▸ Source material:
....
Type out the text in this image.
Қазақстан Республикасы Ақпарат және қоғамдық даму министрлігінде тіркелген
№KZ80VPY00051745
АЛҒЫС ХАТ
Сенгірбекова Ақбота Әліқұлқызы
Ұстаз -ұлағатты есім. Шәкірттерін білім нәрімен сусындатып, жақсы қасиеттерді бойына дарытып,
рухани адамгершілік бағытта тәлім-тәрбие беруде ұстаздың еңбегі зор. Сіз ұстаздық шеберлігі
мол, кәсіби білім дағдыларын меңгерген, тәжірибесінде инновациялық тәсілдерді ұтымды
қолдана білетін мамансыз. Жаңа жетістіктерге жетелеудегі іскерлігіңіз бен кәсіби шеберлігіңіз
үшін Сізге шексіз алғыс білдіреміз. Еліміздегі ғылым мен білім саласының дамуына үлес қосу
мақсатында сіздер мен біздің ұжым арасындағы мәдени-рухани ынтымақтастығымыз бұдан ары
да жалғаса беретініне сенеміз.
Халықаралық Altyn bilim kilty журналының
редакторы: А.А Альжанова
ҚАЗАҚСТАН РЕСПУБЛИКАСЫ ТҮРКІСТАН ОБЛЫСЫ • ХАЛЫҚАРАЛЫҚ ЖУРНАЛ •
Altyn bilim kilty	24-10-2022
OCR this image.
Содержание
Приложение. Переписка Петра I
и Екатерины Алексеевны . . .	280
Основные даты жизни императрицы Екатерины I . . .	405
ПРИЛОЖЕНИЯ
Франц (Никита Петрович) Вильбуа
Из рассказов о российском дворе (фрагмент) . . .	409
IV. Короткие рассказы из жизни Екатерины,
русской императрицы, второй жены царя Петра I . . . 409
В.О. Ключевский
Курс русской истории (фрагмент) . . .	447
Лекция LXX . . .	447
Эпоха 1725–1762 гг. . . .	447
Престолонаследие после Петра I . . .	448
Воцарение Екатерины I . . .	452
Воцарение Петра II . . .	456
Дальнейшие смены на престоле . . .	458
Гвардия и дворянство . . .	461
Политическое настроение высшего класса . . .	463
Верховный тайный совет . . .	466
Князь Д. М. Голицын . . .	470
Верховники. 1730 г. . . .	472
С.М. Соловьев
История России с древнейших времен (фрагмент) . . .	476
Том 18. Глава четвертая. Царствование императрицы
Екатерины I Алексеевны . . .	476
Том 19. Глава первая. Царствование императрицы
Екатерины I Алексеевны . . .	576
....
Copy all of the material word for word.

▸ The reply:
Type out the text in this image.
Қазақстан Республикасы Ақпарат және қоғамдық даму министрлігінде тіркелген
№KZ80VPY00051745
АЛҒЫС ХАТ
Сенгірбекова Ақбота Әліқұлқызы
Ұстаз -ұлағатты есім. Шәкірттерін білім нәрімен сусындатып, жақсы қасиеттерді бойына дарытып,
рухани адамгершілік бағытта тәлім-тәрбие беруде ұстаздың еңбегі зор. Сіз ұстаздық шеберлігі
мол, кәсіби білім дағдыларын меңгерген, тәжірибесінде инновациялық тәсілдерді ұтымды
қолдана білетін мамансыз. Жаңа жетістіктерге жетелеудегі іскерлігіңіз бен кәсіби шеберлігіңіз
үшін Сізге шексіз алғыс білдіреміз. Еліміздегі ғылым мен білім саласының дамуына үлес қосу
мақсатында сіздер мен біздің ұжым арасындағы мәдени-рухани ынтымақтастығымыз бұдан ары
да жалғаса беретініне сенеміз.
Халықаралық Altyn bilim kilty журналының
редакторы: А.А Альжанова
ҚАЗАҚСТАН РЕСПУБЛИКАСЫ ТҮРКІСТАН ОБЛЫСЫ • ХАЛЫҚАРАЛЫҚ ЖУРНАЛ •
Altyn bilim kilty	24-10-2022
OCR this image.
Содержание
Приложение. Переписка Петра I
и Екатерины Алексеевны . . .	280
Основные даты жизни императрицы Екатерины I . . .	405
ПРИЛОЖЕНИЯ
Франц (Никита Петрович) Вильбуа
Из рассказов о российском дворе (фрагмент) . . .	409
IV. Короткие рассказы из жизни Екатерины,
русской императрицы, второй жены царя Петра I . . . 409
В.О. Ключевский
Курс русской истории (фрагмент) . . .	447
Лекция LXX . . .	447
Эпоха 1725–1762 гг. . . .	447
Престолонаследие после Петра I . . .	448
Воцарение Екатерины I . . .	452
Воцарение Петра II . . .	456
Дальнейшие смены на престоле . . .	458
Гвардия и дворянство . . .	461
Политическое настроение высшего класса . . .	463
Верховный тайный совет . . .	466
Князь Д. М. Голицын . . .	470
Верховники. 1730 г. . . .	472
С.М. Соловьев
История России с древнейших времен (фрагмент) . . .	476
Том 18. Глава четвертая. Царствование императрицы
Екатерины I Алексеевны . . .	476
Том 19. Глава первая. Царствование императрицы
Екатерины I Алексеевны . . .	576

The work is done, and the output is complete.